┌────────

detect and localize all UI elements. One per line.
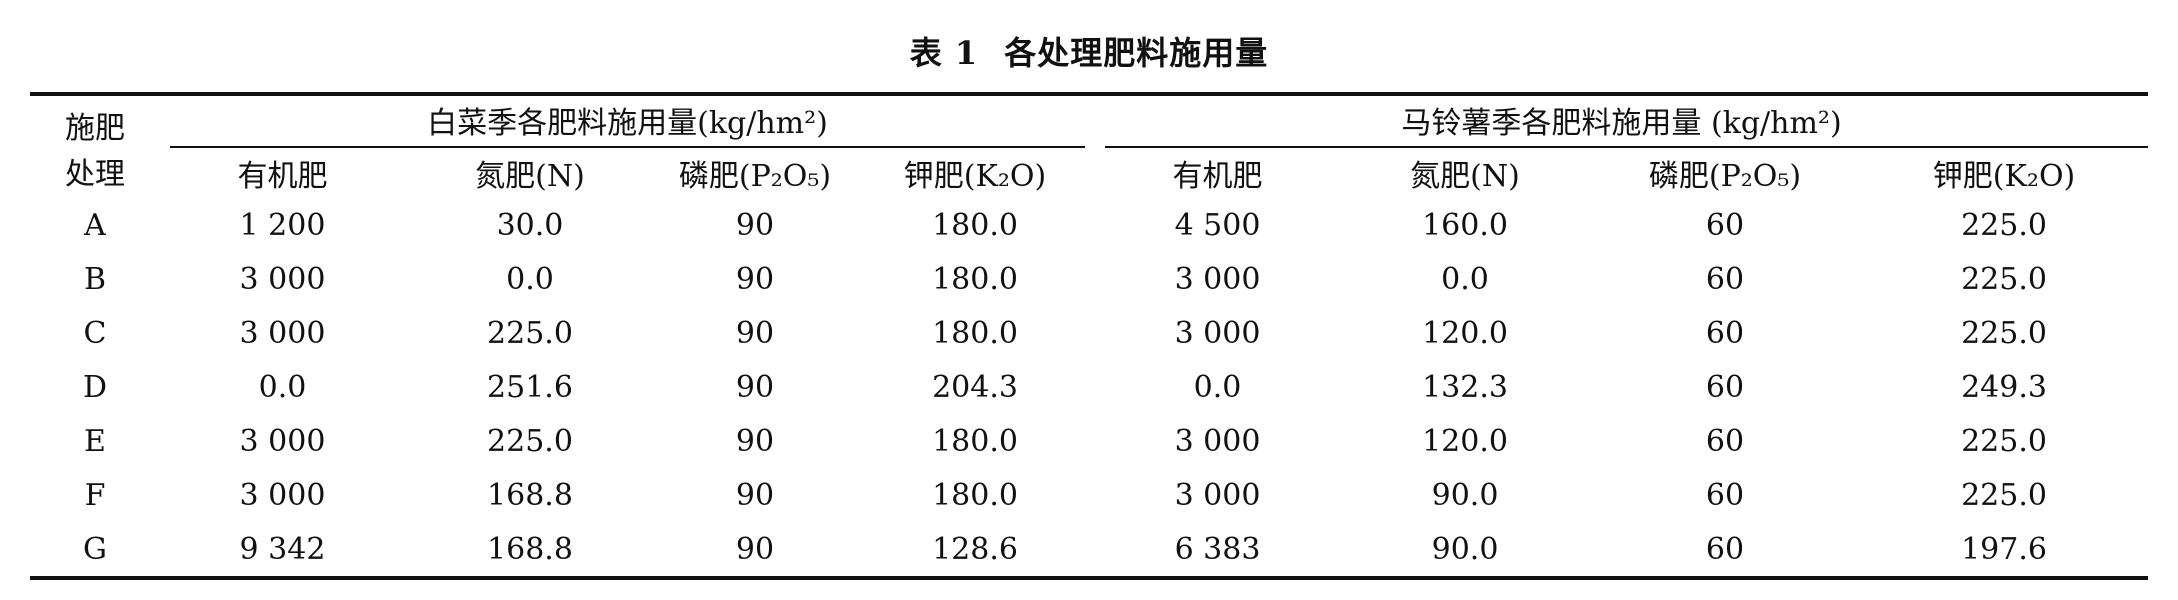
cell-cabbage-potassium: 128.6 — [855, 522, 1096, 580]
cell-cabbage-phosphorus: 90 — [735, 261, 775, 297]
table-row: F 3 000 168.8 90 180.0 3 000 90.0 60 225.0 — [30, 468, 2148, 522]
cell-cabbage-phosphorus: 90 — [735, 207, 775, 243]
cell-cabbage-organic: 0.0 — [258, 369, 307, 405]
cell-potato-phosphorus: 60 — [1590, 522, 1861, 580]
cell-cabbage-organic: 3 000 — [239, 477, 326, 513]
col-header-cabbage-potassium: 钾肥(K₂O) — [903, 159, 1047, 194]
row-treatment-id: G — [30, 522, 160, 580]
cell-cabbage-potassium: 180.0 — [932, 423, 1018, 459]
cell-cabbage-potassium: 180.0 — [932, 315, 1018, 351]
group-cabbage-underline — [170, 146, 1086, 148]
cell-potato-potassium: 249.3 — [1961, 369, 2047, 405]
cell-potato-potassium: 225.0 — [1961, 315, 2047, 351]
cell-potato-organic: 4 500 — [1174, 207, 1261, 243]
col-header-potato-nitrogen: 氮肥(N) — [1410, 159, 1520, 194]
cell-potato-nitrogen: 120.0 — [1422, 423, 1508, 459]
cell-cabbage-organic: 3 000 — [239, 315, 326, 351]
col-header-cabbage-organic: 有机肥 — [237, 159, 328, 194]
cell-cabbage-organic: 3 000 — [239, 423, 326, 459]
table-row: E 3 000 225.0 90 180.0 3 000 120.0 60 225.0 — [30, 414, 2148, 468]
row-treatment-id: D — [82, 369, 108, 405]
cell-cabbage-phosphorus: 90 — [735, 423, 775, 459]
col-header-potato-phosphorus: 磷肥(P₂O₅) — [1648, 159, 1802, 194]
cell-potato-phosphorus: 60 — [1705, 207, 1745, 243]
cell-cabbage-nitrogen: 30.0 — [496, 207, 564, 243]
fertilizer-table: 施肥 处理 白菜季各肥料施用量(kg/hm²) 马铃薯季各肥料施用量 (kg/h… — [30, 92, 2149, 580]
row-treatment-id: A — [84, 207, 106, 243]
cell-potato-organic: 3 000 — [1174, 477, 1261, 513]
group-cabbage-label: 白菜季各肥料施用量(kg/hm²) — [427, 106, 828, 141]
cell-potato-phosphorus: 60 — [1705, 477, 1745, 513]
col-header-potato-organic: 有机肥 — [1172, 159, 1263, 194]
cell-cabbage-potassium: 180.0 — [932, 261, 1018, 297]
cell-potato-nitrogen: 120.0 — [1422, 315, 1508, 351]
row-treatment-id: B — [83, 261, 107, 297]
col-header-cabbage-nitrogen: 氮肥(N) — [475, 159, 585, 194]
cell-potato-potassium: 225.0 — [1961, 261, 2047, 297]
cell-potato-nitrogen: 90.0 — [1431, 477, 1499, 513]
cell-potato-organic: 0.0 — [1193, 369, 1242, 405]
table-title: 各处理肥料施用量 — [1004, 34, 1269, 72]
cell-cabbage-potassium: 204.3 — [932, 369, 1018, 405]
cell-potato-potassium: 225.0 — [1961, 207, 2047, 243]
row-treatment-id: C — [83, 315, 107, 351]
cell-potato-phosphorus: 60 — [1705, 423, 1745, 459]
row-label-header: 施肥 处理 — [30, 94, 160, 198]
table-row: B 3 000 0.0 90 180.0 3 000 0.0 60 225.0 — [30, 252, 2148, 306]
row-treatment-id: E — [84, 423, 106, 459]
table-caption: 表 1 各处理肥料施用量 — [0, 28, 2178, 74]
row-label-line2: 处理 — [65, 157, 125, 192]
header-row-groups: 施肥 处理 白菜季各肥料施用量(kg/hm²) 马铃薯季各肥料施用量 (kg/h… — [30, 94, 2149, 192]
cell-potato-nitrogen: 160.0 — [1422, 207, 1508, 243]
cell-cabbage-nitrogen: 251.6 — [487, 369, 573, 405]
row-treatment-id: F — [84, 477, 106, 513]
cell-cabbage-organic: 9 342 — [160, 522, 405, 580]
cell-potato-phosphorus: 60 — [1705, 315, 1745, 351]
group-header-cabbage: 白菜季各肥料施用量(kg/hm²) — [160, 94, 1095, 148]
cell-potato-organic: 3 000 — [1174, 423, 1261, 459]
cell-potato-phosphorus: 60 — [1705, 369, 1745, 405]
cell-cabbage-nitrogen: 0.0 — [506, 261, 554, 297]
cell-cabbage-nitrogen: 168.8 — [487, 477, 573, 513]
cell-cabbage-potassium: 180.0 — [932, 207, 1018, 243]
table-row: C 3 000 225.0 90 180.0 3 000 120.0 60 225.0 — [30, 306, 2148, 360]
header-row-columns: 有机肥 氮肥(N) 磷肥(P₂O₅) 钾肥(K₂O) 有机肥 氮肥(N) 磷肥(… — [30, 148, 2148, 198]
cell-cabbage-phosphorus: 90 — [655, 522, 855, 580]
cell-cabbage-nitrogen: 168.8 — [405, 522, 655, 580]
table-number: 表 1 — [909, 34, 979, 72]
group-potato-underline — [1105, 146, 2149, 148]
table-header: 施肥 处理 白菜季各肥料施用量(kg/hm²) 马铃薯季各肥料施用量 (kg/h… — [30, 94, 2149, 198]
cell-potato-nitrogen: 90.0 — [1340, 522, 1591, 580]
cell-potato-potassium: 225.0 — [1961, 477, 2047, 513]
cell-potato-organic: 3 000 — [1174, 315, 1261, 351]
col-header-cabbage-phosphorus: 磷肥(P₂O₅) — [678, 159, 832, 194]
cell-potato-nitrogen: 132.3 — [1422, 369, 1508, 405]
cell-potato-potassium: 225.0 — [1961, 423, 2047, 459]
cell-potato-potassium: 197.6 — [1860, 522, 2149, 580]
cell-cabbage-nitrogen: 225.0 — [487, 315, 573, 351]
table-body: A 1 200 30.0 90 180.0 4 500 160.0 60 225.0 B 3 000… — [30, 198, 2149, 580]
cell-cabbage-phosphorus: 90 — [735, 315, 775, 351]
row-label-line1: 施肥 — [65, 111, 125, 146]
cell-potato-nitrogen: 0.0 — [1441, 261, 1489, 297]
cell-potato-organic: 6 383 — [1095, 522, 1341, 580]
cell-cabbage-phosphorus: 90 — [735, 369, 775, 405]
table-row: A 1 200 30.0 90 180.0 4 500 160.0 60 225.0 — [30, 198, 2148, 252]
cell-potato-phosphorus: 60 — [1705, 261, 1745, 297]
group-potato-label: 马铃薯季各肥料施用量 (kg/hm²) — [1401, 106, 1842, 141]
cell-cabbage-phosphorus: 90 — [735, 477, 775, 513]
group-header-potato: 马铃薯季各肥料施用量 (kg/hm²) — [1095, 94, 2149, 148]
cell-potato-organic: 3 000 — [1174, 261, 1261, 297]
cell-cabbage-organic: 3 000 — [239, 261, 326, 297]
cell-cabbage-nitrogen: 225.0 — [487, 423, 573, 459]
col-header-potato-potassium: 钾肥(K₂O) — [1932, 159, 2076, 194]
table-row: D 0.0 251.6 90 204.3 0.0 132.3 60 249.3 — [30, 360, 2148, 414]
cell-cabbage-organic: 1 200 — [239, 207, 326, 243]
cell-cabbage-potassium: 180.0 — [932, 477, 1018, 513]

└────────

> _EXERCISE PROMPT_:
Output the stretch of the records from the line containing "cell-cabbage-potassium: 128.6 —" through the line containing "row-treatment-id: D — [82, 369, 108, 405]", both included, as a JSON list of strings with one string per line and blank lines omitted.

> _EXERCISE RESPONSE_:
[
  "cell-cabbage-potassium: 128.6 — [855, 522, 1096, 580]",
  "cell-cabbage-phosphorus: 90 — [735, 261, 775, 297]",
  "table-row: F 3 000 168.8 90 180.0 3 000 90.0 60 225.0 — [30, 468, 2148, 522]",
  "cell-cabbage-phosphorus: 90 — [735, 207, 775, 243]",
  "cell-cabbage-organic: 0.0 — [258, 369, 307, 405]",
  "cell-potato-phosphorus: 60 — [1590, 522, 1861, 580]",
  "cell-cabbage-organic: 3 000 — [239, 477, 326, 513]",
  "col-header-cabbage-potassium: 钾肥(K₂O) — [903, 159, 1047, 194]",
  "row-treatment-id: G — [30, 522, 160, 580]",
  "cell-cabbage-potassium: 180.0 — [932, 423, 1018, 459]",
  "cell-cabbage-potassium: 180.0 — [932, 315, 1018, 351]",
  "group-cabbage-underline — [170, 146, 1086, 148]",
  "cell-potato-potassium: 249.3 — [1961, 369, 2047, 405]",
  "cell-potato-potassium: 225.0 — [1961, 315, 2047, 351]",
  "cell-potato-organic: 4 500 — [1174, 207, 1261, 243]",
  "col-header-potato-nitrogen: 氮肥(N) — [1410, 159, 1520, 194]",
  "cell-potato-nitrogen: 120.0 — [1422, 423, 1508, 459]",
  "cell-cabbage-organic: 3 000 — [239, 315, 326, 351]",
  "col-header-cabbage-organic: 有机肥 — [237, 159, 328, 194]",
  "cell-cabbage-organic: 3 000 — [239, 423, 326, 459]",
  "table-row: E 3 000 225.0 90 180.0 3 000 120.0 60 225.0 — [30, 414, 2148, 468]",
  "row-treatment-id: D — [82, 369, 108, 405]"
]